EXERCISE TASK: Find every line with the string "Média" in it, count them, and reply with that count only.

AVAILABLE DATA:
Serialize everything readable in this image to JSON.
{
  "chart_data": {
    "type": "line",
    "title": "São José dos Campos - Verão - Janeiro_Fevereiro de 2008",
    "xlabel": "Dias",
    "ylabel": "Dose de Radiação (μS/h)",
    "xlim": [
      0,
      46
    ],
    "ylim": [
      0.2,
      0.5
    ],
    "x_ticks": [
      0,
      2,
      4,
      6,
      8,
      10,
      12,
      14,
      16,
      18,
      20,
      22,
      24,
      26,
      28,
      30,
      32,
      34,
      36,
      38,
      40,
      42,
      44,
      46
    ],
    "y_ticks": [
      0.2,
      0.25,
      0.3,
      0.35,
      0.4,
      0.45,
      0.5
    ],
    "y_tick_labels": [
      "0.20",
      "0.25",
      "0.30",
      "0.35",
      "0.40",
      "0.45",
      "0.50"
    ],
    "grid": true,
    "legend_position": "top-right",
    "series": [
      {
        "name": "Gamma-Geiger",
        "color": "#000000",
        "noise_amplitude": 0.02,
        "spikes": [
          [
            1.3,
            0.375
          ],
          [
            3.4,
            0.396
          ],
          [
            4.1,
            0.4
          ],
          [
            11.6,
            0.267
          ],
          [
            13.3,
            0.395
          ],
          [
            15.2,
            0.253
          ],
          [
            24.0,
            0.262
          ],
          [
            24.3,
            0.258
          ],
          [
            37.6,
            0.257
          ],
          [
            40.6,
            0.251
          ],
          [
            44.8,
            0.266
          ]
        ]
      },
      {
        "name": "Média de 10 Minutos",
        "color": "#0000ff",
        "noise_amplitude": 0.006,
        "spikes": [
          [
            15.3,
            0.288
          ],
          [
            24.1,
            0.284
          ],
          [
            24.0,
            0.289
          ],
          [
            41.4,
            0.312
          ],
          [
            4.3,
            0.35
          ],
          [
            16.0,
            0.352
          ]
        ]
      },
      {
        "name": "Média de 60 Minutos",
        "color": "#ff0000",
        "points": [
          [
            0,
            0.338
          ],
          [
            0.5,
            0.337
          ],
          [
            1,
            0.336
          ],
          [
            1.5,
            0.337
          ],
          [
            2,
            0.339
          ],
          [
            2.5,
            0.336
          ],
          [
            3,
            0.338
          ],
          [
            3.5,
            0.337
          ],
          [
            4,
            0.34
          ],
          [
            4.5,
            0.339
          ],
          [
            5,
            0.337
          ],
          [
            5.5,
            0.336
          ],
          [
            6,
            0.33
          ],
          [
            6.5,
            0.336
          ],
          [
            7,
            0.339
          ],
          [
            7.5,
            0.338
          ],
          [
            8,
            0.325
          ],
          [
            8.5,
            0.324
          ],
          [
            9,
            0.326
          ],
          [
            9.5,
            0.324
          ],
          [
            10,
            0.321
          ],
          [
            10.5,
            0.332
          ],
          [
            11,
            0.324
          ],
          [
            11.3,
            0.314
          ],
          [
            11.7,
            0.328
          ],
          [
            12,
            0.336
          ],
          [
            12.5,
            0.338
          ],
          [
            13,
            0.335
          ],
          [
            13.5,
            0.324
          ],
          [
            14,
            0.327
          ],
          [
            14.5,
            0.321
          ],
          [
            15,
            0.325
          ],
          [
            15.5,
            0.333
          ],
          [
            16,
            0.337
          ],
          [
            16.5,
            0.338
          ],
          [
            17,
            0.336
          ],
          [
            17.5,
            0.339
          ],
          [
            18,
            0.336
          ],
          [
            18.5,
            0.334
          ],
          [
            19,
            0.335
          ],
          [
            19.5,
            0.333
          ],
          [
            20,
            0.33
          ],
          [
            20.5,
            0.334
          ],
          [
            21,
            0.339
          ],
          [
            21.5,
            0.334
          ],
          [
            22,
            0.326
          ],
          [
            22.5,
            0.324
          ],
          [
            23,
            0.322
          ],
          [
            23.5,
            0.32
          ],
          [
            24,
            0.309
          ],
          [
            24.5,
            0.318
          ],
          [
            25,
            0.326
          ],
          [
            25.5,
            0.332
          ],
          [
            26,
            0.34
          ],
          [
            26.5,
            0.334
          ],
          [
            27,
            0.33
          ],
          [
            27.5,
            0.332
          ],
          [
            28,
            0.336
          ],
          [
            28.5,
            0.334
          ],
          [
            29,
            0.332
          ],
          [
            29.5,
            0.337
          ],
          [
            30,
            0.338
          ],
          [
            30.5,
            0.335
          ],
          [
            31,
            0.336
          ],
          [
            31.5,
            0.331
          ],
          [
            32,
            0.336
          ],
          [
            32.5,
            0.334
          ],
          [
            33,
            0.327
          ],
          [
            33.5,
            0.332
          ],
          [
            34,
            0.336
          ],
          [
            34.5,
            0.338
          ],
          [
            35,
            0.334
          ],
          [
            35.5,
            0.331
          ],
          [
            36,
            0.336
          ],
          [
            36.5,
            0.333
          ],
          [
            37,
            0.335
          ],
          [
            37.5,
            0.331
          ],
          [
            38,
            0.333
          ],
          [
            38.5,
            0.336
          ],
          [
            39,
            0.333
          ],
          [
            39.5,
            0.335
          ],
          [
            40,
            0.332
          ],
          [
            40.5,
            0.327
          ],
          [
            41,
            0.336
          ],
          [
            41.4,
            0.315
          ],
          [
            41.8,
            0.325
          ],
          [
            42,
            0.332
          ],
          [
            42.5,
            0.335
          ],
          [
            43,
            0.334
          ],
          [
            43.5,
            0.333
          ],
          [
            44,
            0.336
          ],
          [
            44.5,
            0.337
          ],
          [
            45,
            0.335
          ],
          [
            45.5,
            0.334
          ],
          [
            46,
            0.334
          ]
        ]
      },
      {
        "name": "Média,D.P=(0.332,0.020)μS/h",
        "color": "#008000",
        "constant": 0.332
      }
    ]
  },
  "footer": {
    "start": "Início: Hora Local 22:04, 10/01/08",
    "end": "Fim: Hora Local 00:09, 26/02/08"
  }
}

RESPONSE: 3